■ **Data rows**:
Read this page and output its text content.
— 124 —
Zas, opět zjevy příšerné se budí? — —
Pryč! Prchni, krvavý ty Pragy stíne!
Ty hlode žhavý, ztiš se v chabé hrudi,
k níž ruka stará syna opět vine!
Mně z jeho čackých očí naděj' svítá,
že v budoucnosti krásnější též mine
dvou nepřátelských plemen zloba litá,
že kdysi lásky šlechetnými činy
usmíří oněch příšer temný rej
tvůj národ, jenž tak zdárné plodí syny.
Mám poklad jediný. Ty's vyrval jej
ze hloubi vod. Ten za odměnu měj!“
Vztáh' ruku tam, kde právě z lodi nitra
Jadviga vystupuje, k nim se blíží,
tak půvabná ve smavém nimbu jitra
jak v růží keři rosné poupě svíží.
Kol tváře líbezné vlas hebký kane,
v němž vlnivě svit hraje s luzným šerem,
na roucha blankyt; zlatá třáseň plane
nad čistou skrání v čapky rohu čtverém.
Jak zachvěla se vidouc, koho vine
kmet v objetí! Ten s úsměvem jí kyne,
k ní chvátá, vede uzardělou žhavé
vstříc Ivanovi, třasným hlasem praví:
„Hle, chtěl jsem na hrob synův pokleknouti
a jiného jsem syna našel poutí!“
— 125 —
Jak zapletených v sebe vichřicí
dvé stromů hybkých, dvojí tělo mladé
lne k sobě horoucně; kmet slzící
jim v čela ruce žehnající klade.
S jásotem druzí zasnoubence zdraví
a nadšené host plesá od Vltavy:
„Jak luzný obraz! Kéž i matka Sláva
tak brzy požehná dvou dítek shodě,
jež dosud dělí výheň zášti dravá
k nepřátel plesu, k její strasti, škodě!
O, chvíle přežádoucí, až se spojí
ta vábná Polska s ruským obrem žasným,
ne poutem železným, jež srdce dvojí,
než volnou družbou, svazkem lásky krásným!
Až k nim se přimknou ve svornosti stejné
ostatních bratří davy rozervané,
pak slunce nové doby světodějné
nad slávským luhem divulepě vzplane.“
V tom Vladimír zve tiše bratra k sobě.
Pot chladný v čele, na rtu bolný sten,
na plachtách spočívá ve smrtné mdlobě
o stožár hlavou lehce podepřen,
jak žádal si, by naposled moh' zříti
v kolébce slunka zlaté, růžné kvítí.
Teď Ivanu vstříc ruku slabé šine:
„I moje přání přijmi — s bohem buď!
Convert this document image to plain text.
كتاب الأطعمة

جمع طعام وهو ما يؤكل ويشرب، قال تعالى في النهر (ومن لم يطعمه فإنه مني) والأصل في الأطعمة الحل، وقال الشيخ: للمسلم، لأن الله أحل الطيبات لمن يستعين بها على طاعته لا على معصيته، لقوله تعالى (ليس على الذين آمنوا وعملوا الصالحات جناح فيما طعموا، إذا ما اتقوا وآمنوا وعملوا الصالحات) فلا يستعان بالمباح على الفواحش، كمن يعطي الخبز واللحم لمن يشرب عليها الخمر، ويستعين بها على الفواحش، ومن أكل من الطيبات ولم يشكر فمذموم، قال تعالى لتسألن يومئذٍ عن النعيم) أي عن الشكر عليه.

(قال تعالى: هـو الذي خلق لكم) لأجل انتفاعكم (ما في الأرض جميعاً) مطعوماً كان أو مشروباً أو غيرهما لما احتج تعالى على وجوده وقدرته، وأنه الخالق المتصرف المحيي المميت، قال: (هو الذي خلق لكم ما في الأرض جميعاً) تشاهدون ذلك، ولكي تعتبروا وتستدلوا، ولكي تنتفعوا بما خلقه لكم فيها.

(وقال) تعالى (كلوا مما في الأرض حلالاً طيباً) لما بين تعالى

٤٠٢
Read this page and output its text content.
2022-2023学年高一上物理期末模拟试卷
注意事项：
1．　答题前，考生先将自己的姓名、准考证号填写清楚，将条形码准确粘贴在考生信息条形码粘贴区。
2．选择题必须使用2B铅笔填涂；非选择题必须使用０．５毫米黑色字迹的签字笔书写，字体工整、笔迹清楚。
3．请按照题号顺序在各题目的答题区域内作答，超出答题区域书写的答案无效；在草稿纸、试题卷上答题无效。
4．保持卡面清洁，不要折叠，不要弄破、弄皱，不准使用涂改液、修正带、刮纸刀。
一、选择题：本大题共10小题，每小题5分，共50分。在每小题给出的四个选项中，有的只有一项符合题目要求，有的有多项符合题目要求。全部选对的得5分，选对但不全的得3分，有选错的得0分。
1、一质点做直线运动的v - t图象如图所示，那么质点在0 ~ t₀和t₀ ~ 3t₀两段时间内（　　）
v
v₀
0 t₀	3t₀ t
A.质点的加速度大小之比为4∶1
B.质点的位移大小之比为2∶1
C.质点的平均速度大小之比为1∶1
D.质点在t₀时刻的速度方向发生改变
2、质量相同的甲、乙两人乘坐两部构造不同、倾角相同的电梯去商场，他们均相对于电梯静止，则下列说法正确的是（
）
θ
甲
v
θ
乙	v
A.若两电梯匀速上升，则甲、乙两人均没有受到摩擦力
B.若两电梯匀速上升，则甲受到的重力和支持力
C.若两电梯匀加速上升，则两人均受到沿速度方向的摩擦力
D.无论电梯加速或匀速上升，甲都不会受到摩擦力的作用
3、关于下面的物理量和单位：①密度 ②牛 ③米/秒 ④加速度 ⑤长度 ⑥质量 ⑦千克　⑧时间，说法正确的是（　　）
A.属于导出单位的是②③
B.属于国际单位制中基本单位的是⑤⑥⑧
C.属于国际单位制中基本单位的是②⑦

■ **Work to do**: Extract every line of the records above that contains the word "若两电梯匀速上升".

■ **Correct response**:
A.若两电梯匀速上升，则甲、乙两人均没有受到摩擦力
B.若两电梯匀速上升，则甲受到的重力和支持力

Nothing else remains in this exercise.